Description of the task | Restate, word for word, all of the material shown below.

(Dataset records)
= = = =
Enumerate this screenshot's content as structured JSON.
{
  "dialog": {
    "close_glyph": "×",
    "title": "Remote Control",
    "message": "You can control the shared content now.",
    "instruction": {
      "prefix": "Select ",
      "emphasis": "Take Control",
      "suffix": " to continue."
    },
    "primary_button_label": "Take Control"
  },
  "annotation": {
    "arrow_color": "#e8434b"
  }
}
= = = =
Response |
Enumerate this screenshot's content as structured JSON.
{
  "dialog": {
    "close_glyph": "×",
    "title": "Remote Control",
    "message": "You can control the shared content now.",
    "instruction": {
      "prefix": "Select ",
      "emphasis": "Take Control",
      "suffix": " to continue."
    },
    "primary_button_label": "Take Control"
  },
  "annotation": {
    "arrow_color": "#e8434b"
  }
}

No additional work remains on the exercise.